-- begin --

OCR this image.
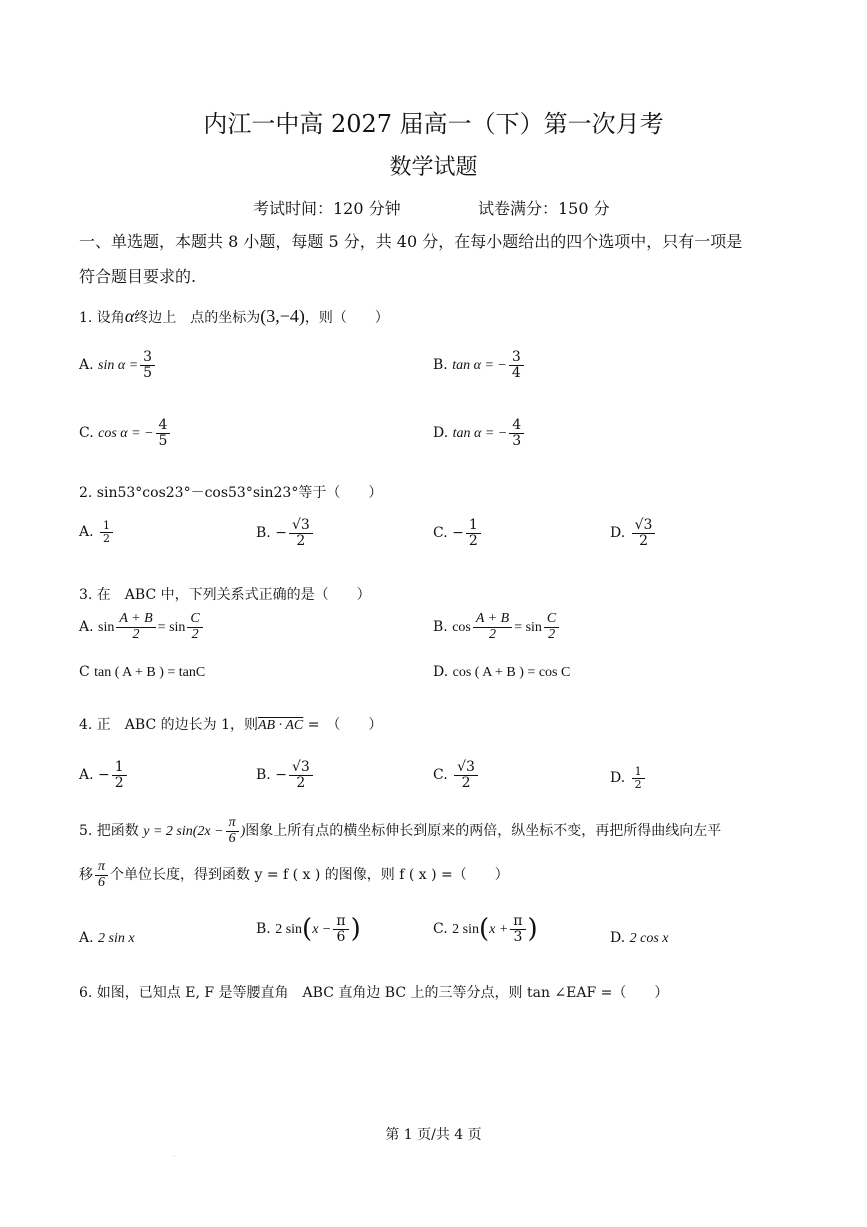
内江一中高 2027 届高一（下）第一次月考
数学试题
考试时间：120 分钟	试卷满分：150 分
一、单选题，本题共 8 小题，每题 5 分，共 40 分，在每小题给出的四个选项中，只有一项是
符合题目要求的.
1. 设角α终边上　点的坐标为(3,−4)，则（　　）
A. $\sin \alpha = \frac{3}{5}$	B. tan α = − $\frac{3}{4}$
C. cos α = − $\frac{4}{5}$	D. tan α = − $\frac{4}{3}$
2. sin53°cos23°－cos53°sin23°等于（　　）
A. $\frac{1}{2}$	B. − $\frac{√3}{2}$	C. − $\frac{1}{2}$	D. $\frac{√3}{2}$
3. 在　ABC 中，下列关系式正确的是（　　）
A. $\sin \frac{A + B}{2} = \sin \frac{C}{2}$	B. $\cos \frac{A + B}{2} = \sin \frac{C}{2}$
C tan ( A + B ) = tanC	D. cos ( A + B ) = cos C
4. 正　ABC 的边长为 1，则AB · AC =　（　　）
A. − $\frac{1}{2}$	B. − $\frac{√3}{2}$	C. $\frac{√3}{2}$	D. $\frac{1}{2}$
5. 把函数 y = 2 $\sin(2x - \frac{\pi}{6}$ )图象上所有点的横坐标伸长到原来的两倍，纵坐标不变，再把所得曲线向左平
移 $\frac{\pi}{6}$ 个单位长度，得到函数 y = f ( x ) 的图像，则 f ( x ) =（　　）
A. 2 sin x
B. 2 $\sin(x - \frac{\pi}{6}$ )	C. 2 $\sin(x + \frac{\pi}{3}$ )	D. 2 cos x
6. 如图，已知点 E, F 是等腰直角　ABC 直角边 BC 上的三等分点，则 tan ∠EAF =（　　）
第 1 页/共 4 页
·
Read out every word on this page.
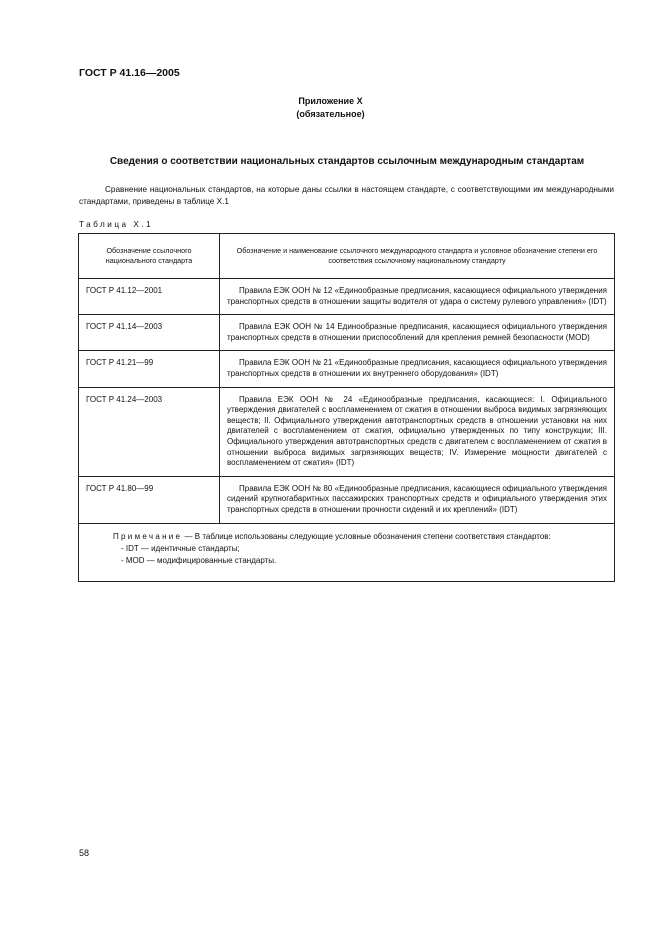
ГОСТ Р 41.16—2005
Приложение Х
(обязательное)
Сведения о соответствии национальных стандартов ссылочным международным стандартам
Сравнение национальных стандартов, на которые даны ссылки в настоящем стандарте, с соответствующими им международными стандартами, приведены в таблице Х.1
Таблица Х.1
Обозначение ссылочного национального стандарта	Обозначение и наименование ссылочного международного стандарта и условное обозначение степени его соответствия ссылочному национальному стандарту
ГОСТ Р 41.12—2001	Правила ЕЭК ООН № 12 «Единообразные предписания, касающиеся официального утверждения транспортных средств в отношении защиты водителя от удара о систему рулевого управления» (IDT)
ГОСТ Р 41.14—2003	Правила ЕЭК ООН № 14 Единообразные предписания, касающиеся официального утверждения транспортных средств в отношении приспособлений для крепления ремней безопасности (MOD)
ГОСТ Р 41.21—99	Правила ЕЭК ООН № 21 «Единообразные предписания, касающиеся официального утверждения транспортных средств в отношении их внутреннего оборудования» (IDT)
ГОСТ Р 41.24—2003	Правила ЕЭК ООН № 24 «Единообразные предписания, касающиеся: I. Официального утверждения двигателей с воспламенением от сжатия в отношении выброса видимых загрязняющих веществ; II. Официального утверждения автотранспортных средств в отношении установки на них двигателей с воспламенением от сжатия, официально утвержденных по типу конструкции; III. Официального утверждения автотранспортных средств с двигателем с воспламенением от сжатия в отношении выброса видимых загрязняющих веществ; IV. Измерение мощности двигателей с воспламенением от сжатия» (IDT)
ГОСТ Р 41.80—99	Правила ЕЭК ООН № 80 «Единообразные предписания, касающиеся официального утверждения сидений крупногабаритных пассажирских транспортных средств и официального утверждения этих транспортных средств в отношении прочности сидений и их креплений» (IDT)

Примечание — В таблице использованы следующие условные обозначения степени соответствия стандартов:
- IDT — идентичные стандарты;
- MOD — модифицированные стандарты.	
58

-- end --

→ THE EXERCISE: In your copy of the records, include no pictures; repeat everything else exactly.

→ SOLUTION:
OCR this image.
内江一中高 2027 届高一（下）第一次月考
数学试题
考试时间：120 分钟	试卷满分：150 分
一、单选题，本题共 8 小题，每题 5 分，共 40 分，在每小题给出的四个选项中，只有一项是
符合题目要求的.
1. 设角α终边上　点的坐标为(3,−4)，则（　　）
A. $\sin \alpha = \frac{3}{5}$	B. tan α = − $\frac{3}{4}$
C. cos α = − $\frac{4}{5}$	D. tan α = − $\frac{4}{3}$
2. sin53°cos23°－cos53°sin23°等于（　　）
A. $\frac{1}{2}$	B. − $\frac{√3}{2}$	C. − $\frac{1}{2}$	D. $\frac{√3}{2}$
3. 在　ABC 中，下列关系式正确的是（　　）
A. $\sin \frac{A + B}{2} = \sin \frac{C}{2}$	B. $\cos \frac{A + B}{2} = \sin \frac{C}{2}$
C tan ( A + B ) = tanC	D. cos ( A + B ) = cos C
4. 正　ABC 的边长为 1，则AB · AC =　（　　）
A. − $\frac{1}{2}$	B. − $\frac{√3}{2}$	C. $\frac{√3}{2}$	D. $\frac{1}{2}$
5. 把函数 y = 2 $\sin(2x - \frac{\pi}{6}$ )图象上所有点的横坐标伸长到原来的两倍，纵坐标不变，再把所得曲线向左平
移 $\frac{\pi}{6}$ 个单位长度，得到函数 y = f ( x ) 的图像，则 f ( x ) =（　　）
A. 2 sin x
B. 2 $\sin(x - \frac{\pi}{6}$ )	C. 2 $\sin(x + \frac{\pi}{3}$ )	D. 2 cos x
6. 如图，已知点 E, F 是等腰直角　ABC 直角边 BC 上的三等分点，则 tan ∠EAF =（　　）
第 1 页/共 4 页
·
Read out every word on this page.
ГОСТ Р 41.16—2005
Приложение Х
(обязательное)
Сведения о соответствии национальных стандартов ссылочным международным стандартам
Сравнение национальных стандартов, на которые даны ссылки в настоящем стандарте, с соответствующими им международными стандартами, приведены в таблице Х.1
Таблица Х.1
Обозначение ссылочного национального стандарта	Обозначение и наименование ссылочного международного стандарта и условное обозначение степени его соответствия ссылочному национальному стандарту
ГОСТ Р 41.12—2001	Правила ЕЭК ООН № 12 «Единообразные предписания, касающиеся официального утверждения транспортных средств в отношении защиты водителя от удара о систему рулевого управления» (IDT)
ГОСТ Р 41.14—2003	Правила ЕЭК ООН № 14 Единообразные предписания, касающиеся официального утверждения транспортных средств в отношении приспособлений для крепления ремней безопасности (MOD)
ГОСТ Р 41.21—99	Правила ЕЭК ООН № 21 «Единообразные предписания, касающиеся официального утверждения транспортных средств в отношении их внутреннего оборудования» (IDT)
ГОСТ Р 41.24—2003	Правила ЕЭК ООН № 24 «Единообразные предписания, касающиеся: I. Официального утверждения двигателей с воспламенением от сжатия в отношении выброса видимых загрязняющих веществ; II. Официального утверждения автотранспортных средств в отношении установки на них двигателей с воспламенением от сжатия, официально утвержденных по типу конструкции; III. Официального утверждения автотранспортных средств с двигателем с воспламенением от сжатия в отношении выброса видимых загрязняющих веществ; IV. Измерение мощности двигателей с воспламенением от сжатия» (IDT)
ГОСТ Р 41.80—99	Правила ЕЭК ООН № 80 «Единообразные предписания, касающиеся официального утверждения сидений крупногабаритных пассажирских транспортных средств и официального утверждения этих транспортных средств в отношении прочности сидений и их креплений» (IDT)

Примечание — В таблице использованы следующие условные обозначения степени соответствия стандартов:
- IDT — идентичные стандарты;
- MOD — модифицированные стандарты.	
58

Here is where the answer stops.